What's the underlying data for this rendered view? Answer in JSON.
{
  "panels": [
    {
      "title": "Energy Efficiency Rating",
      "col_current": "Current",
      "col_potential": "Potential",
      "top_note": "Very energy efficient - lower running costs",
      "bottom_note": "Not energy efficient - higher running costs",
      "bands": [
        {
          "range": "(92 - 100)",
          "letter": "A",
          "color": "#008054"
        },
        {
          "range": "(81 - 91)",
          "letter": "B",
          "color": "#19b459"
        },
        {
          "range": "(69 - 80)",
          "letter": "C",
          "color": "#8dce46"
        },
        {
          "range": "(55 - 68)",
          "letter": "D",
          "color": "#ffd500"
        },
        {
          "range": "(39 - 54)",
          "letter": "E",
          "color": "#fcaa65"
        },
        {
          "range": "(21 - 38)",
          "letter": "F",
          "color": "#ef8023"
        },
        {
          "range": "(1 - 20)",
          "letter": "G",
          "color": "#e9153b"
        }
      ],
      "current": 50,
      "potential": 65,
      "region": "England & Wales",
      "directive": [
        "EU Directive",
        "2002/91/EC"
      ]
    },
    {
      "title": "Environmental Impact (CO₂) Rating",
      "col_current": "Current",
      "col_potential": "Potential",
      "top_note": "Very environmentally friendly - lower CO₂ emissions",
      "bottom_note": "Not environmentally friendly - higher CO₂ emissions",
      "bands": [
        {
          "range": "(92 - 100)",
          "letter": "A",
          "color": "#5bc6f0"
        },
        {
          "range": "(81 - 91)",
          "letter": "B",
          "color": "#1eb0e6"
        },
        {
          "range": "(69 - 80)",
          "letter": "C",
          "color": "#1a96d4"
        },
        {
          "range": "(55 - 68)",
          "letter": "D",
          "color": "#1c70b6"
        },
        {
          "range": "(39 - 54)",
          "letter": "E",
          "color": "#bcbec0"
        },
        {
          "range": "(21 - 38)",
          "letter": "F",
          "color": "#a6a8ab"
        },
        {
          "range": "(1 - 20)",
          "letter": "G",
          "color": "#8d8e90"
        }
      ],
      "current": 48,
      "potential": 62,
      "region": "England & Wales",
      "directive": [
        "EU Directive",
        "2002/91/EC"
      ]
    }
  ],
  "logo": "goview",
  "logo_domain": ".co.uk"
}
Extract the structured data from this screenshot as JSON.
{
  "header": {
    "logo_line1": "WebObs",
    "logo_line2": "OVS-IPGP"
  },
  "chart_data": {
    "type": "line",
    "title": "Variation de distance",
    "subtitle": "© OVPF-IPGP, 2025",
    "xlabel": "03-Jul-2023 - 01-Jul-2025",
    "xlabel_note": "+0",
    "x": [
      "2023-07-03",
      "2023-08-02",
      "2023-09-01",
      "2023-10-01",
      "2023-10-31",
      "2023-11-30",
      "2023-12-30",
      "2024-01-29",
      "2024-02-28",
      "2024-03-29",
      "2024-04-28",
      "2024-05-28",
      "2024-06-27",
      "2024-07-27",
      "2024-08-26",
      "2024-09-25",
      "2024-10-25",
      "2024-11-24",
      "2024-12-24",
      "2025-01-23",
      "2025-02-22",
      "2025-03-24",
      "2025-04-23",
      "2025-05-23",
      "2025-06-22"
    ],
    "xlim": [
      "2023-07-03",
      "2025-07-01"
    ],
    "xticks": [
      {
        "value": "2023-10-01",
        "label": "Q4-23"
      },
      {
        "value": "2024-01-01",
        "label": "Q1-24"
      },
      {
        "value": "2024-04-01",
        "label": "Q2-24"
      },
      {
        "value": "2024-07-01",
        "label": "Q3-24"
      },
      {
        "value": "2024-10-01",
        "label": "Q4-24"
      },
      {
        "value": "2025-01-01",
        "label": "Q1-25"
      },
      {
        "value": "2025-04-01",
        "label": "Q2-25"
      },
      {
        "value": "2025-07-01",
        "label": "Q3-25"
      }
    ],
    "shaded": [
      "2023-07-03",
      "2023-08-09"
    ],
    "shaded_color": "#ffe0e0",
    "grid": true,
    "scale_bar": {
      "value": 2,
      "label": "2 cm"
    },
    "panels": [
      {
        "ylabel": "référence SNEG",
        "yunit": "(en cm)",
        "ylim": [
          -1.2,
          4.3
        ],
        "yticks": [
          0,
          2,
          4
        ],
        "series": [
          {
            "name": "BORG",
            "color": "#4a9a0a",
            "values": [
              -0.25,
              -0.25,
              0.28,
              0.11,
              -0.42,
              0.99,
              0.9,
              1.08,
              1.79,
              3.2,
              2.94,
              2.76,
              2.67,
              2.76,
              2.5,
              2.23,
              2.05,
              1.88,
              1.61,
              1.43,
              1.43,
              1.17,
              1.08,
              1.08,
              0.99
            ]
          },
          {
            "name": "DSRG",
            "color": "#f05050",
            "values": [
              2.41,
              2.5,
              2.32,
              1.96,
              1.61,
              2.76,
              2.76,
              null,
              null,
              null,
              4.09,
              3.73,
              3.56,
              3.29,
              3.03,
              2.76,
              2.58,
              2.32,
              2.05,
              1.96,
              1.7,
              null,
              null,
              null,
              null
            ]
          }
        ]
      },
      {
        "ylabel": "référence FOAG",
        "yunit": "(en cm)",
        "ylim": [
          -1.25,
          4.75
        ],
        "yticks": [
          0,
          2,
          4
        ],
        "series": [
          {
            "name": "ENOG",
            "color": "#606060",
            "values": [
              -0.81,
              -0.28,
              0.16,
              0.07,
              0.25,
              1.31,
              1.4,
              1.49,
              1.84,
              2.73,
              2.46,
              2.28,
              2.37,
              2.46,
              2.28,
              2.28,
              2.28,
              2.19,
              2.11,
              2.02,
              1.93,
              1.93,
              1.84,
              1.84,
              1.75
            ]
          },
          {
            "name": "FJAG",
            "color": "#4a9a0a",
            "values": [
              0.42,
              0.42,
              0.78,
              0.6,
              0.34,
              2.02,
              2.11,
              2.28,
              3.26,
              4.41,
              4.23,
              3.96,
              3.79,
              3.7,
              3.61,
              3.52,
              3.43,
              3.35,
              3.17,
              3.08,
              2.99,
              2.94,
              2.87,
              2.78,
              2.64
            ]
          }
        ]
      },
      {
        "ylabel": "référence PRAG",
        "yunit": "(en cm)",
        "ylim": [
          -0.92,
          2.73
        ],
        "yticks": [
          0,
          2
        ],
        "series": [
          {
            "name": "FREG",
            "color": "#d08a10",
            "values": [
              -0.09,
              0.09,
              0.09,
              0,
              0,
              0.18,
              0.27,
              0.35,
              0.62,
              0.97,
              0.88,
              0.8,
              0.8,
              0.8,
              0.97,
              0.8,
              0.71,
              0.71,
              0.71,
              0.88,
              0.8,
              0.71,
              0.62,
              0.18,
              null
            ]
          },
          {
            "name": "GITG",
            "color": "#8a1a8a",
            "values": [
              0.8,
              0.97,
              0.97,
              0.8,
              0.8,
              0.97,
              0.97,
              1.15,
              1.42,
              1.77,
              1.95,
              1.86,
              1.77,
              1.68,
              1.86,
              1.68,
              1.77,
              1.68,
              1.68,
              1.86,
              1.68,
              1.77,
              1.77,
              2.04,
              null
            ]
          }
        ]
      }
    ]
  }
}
* * * * *
AIM
Reproduce the data in its entirety, matching each character.

THE OUTPUT
What's the underlying data for this rendered view? Answer in JSON.
{
  "panels": [
    {
      "title": "Energy Efficiency Rating",
      "col_current": "Current",
      "col_potential": "Potential",
      "top_note": "Very energy efficient - lower running costs",
      "bottom_note": "Not energy efficient - higher running costs",
      "bands": [
        {
          "range": "(92 - 100)",
          "letter": "A",
          "color": "#008054"
        },
        {
          "range": "(81 - 91)",
          "letter": "B",
          "color": "#19b459"
        },
        {
          "range": "(69 - 80)",
          "letter": "C",
          "color": "#8dce46"
        },
        {
          "range": "(55 - 68)",
          "letter": "D",
          "color": "#ffd500"
        },
        {
          "range": "(39 - 54)",
          "letter": "E",
          "color": "#fcaa65"
        },
        {
          "range": "(21 - 38)",
          "letter": "F",
          "color": "#ef8023"
        },
        {
          "range": "(1 - 20)",
          "letter": "G",
          "color": "#e9153b"
        }
      ],
      "current": 50,
      "potential": 65,
      "region": "England & Wales",
      "directive": [
        "EU Directive",
        "2002/91/EC"
      ]
    },
    {
      "title": "Environmental Impact (CO₂) Rating",
      "col_current": "Current",
      "col_potential": "Potential",
      "top_note": "Very environmentally friendly - lower CO₂ emissions",
      "bottom_note": "Not environmentally friendly - higher CO₂ emissions",
      "bands": [
        {
          "range": "(92 - 100)",
          "letter": "A",
          "color": "#5bc6f0"
        },
        {
          "range": "(81 - 91)",
          "letter": "B",
          "color": "#1eb0e6"
        },
        {
          "range": "(69 - 80)",
          "letter": "C",
          "color": "#1a96d4"
        },
        {
          "range": "(55 - 68)",
          "letter": "D",
          "color": "#1c70b6"
        },
        {
          "range": "(39 - 54)",
          "letter": "E",
          "color": "#bcbec0"
        },
        {
          "range": "(21 - 38)",
          "letter": "F",
          "color": "#a6a8ab"
        },
        {
          "range": "(1 - 20)",
          "letter": "G",
          "color": "#8d8e90"
        }
      ],
      "current": 48,
      "potential": 62,
      "region": "England & Wales",
      "directive": [
        "EU Directive",
        "2002/91/EC"
      ]
    }
  ],
  "logo": "goview",
  "logo_domain": ".co.uk"
}
Extract the structured data from this screenshot as JSON.
{
  "header": {
    "logo_line1": "WebObs",
    "logo_line2": "OVS-IPGP"
  },
  "chart_data": {
    "type": "line",
    "title": "Variation de distance",
    "subtitle": "© OVPF-IPGP, 2025",
    "xlabel": "03-Jul-2023 - 01-Jul-2025",
    "xlabel_note": "+0",
    "x": [
      "2023-07-03",
      "2023-08-02",
      "2023-09-01",
      "2023-10-01",
      "2023-10-31",
      "2023-11-30",
      "2023-12-30",
      "2024-01-29",
      "2024-02-28",
      "2024-03-29",
      "2024-04-28",
      "2024-05-28",
      "2024-06-27",
      "2024-07-27",
      "2024-08-26",
      "2024-09-25",
      "2024-10-25",
      "2024-11-24",
      "2024-12-24",
      "2025-01-23",
      "2025-02-22",
      "2025-03-24",
      "2025-04-23",
      "2025-05-23",
      "2025-06-22"
    ],
    "xlim": [
      "2023-07-03",
      "2025-07-01"
    ],
    "xticks": [
      {
        "value": "2023-10-01",
        "label": "Q4-23"
      },
      {
        "value": "2024-01-01",
        "label": "Q1-24"
      },
      {
        "value": "2024-04-01",
        "label": "Q2-24"
      },
      {
        "value": "2024-07-01",
        "label": "Q3-24"
      },
      {
        "value": "2024-10-01",
        "label": "Q4-24"
      },
      {
        "value": "2025-01-01",
        "label": "Q1-25"
      },
      {
        "value": "2025-04-01",
        "label": "Q2-25"
      },
      {
        "value": "2025-07-01",
        "label": "Q3-25"
      }
    ],
    "shaded": [
      "2023-07-03",
      "2023-08-09"
    ],
    "shaded_color": "#ffe0e0",
    "grid": true,
    "scale_bar": {
      "value": 2,
      "label": "2 cm"
    },
    "panels": [
      {
        "ylabel": "référence SNEG",
        "yunit": "(en cm)",
        "ylim": [
          -1.2,
          4.3
        ],
        "yticks": [
          0,
          2,
          4
        ],
        "series": [
          {
            "name": "BORG",
            "color": "#4a9a0a",
            "values": [
              -0.25,
              -0.25,
              0.28,
              0.11,
              -0.42,
              0.99,
              0.9,
              1.08,
              1.79,
              3.2,
              2.94,
              2.76,
              2.67,
              2.76,
              2.5,
              2.23,
              2.05,
              1.88,
              1.61,
              1.43,
              1.43,
              1.17,
              1.08,
              1.08,
              0.99
            ]
          },
          {
            "name": "DSRG",
            "color": "#f05050",
            "values": [
              2.41,
              2.5,
              2.32,
              1.96,
              1.61,
              2.76,
              2.76,
              null,
              null,
              null,
              4.09,
              3.73,
              3.56,
              3.29,
              3.03,
              2.76,
              2.58,
              2.32,
              2.05,
              1.96,
              1.7,
              null,
              null,
              null,
              null
            ]
          }
        ]
      },
      {
        "ylabel": "référence FOAG",
        "yunit": "(en cm)",
        "ylim": [
          -1.25,
          4.75
        ],
        "yticks": [
          0,
          2,
          4
        ],
        "series": [
          {
            "name": "ENOG",
            "color": "#606060",
            "values": [
              -0.81,
              -0.28,
              0.16,
              0.07,
              0.25,
              1.31,
              1.4,
              1.49,
              1.84,
              2.73,
              2.46,
              2.28,
              2.37,
              2.46,
              2.28,
              2.28,
              2.28,
              2.19,
              2.11,
              2.02,
              1.93,
              1.93,
              1.84,
              1.84,
              1.75
            ]
          },
          {
            "name": "FJAG",
            "color": "#4a9a0a",
            "values": [
              0.42,
              0.42,
              0.78,
              0.6,
              0.34,
              2.02,
              2.11,
              2.28,
              3.26,
              4.41,
              4.23,
              3.96,
              3.79,
              3.7,
              3.61,
              3.52,
              3.43,
              3.35,
              3.17,
              3.08,
              2.99,
              2.94,
              2.87,
              2.78,
              2.64
            ]
          }
        ]
      },
      {
        "ylabel": "référence PRAG",
        "yunit": "(en cm)",
        "ylim": [
          -0.92,
          2.73
        ],
        "yticks": [
          0,
          2
        ],
        "series": [
          {
            "name": "FREG",
            "color": "#d08a10",
            "values": [
              -0.09,
              0.09,
              0.09,
              0,
              0,
              0.18,
              0.27,
              0.35,
              0.62,
              0.97,
              0.88,
              0.8,
              0.8,
              0.8,
              0.97,
              0.8,
              0.71,
              0.71,
              0.71,
              0.88,
              0.8,
              0.71,
              0.62,
              0.18,
              null
            ]
          },
          {
            "name": "GITG",
            "color": "#8a1a8a",
            "values": [
              0.8,
              0.97,
              0.97,
              0.8,
              0.8,
              0.97,
              0.97,
              1.15,
              1.42,
              1.77,
              1.95,
              1.86,
              1.77,
              1.68,
              1.86,
              1.68,
              1.77,
              1.68,
              1.68,
              1.86,
              1.68,
              1.77,
              1.77,
              2.04,
              null
            ]
          }
        ]
      }
    ]
  }
}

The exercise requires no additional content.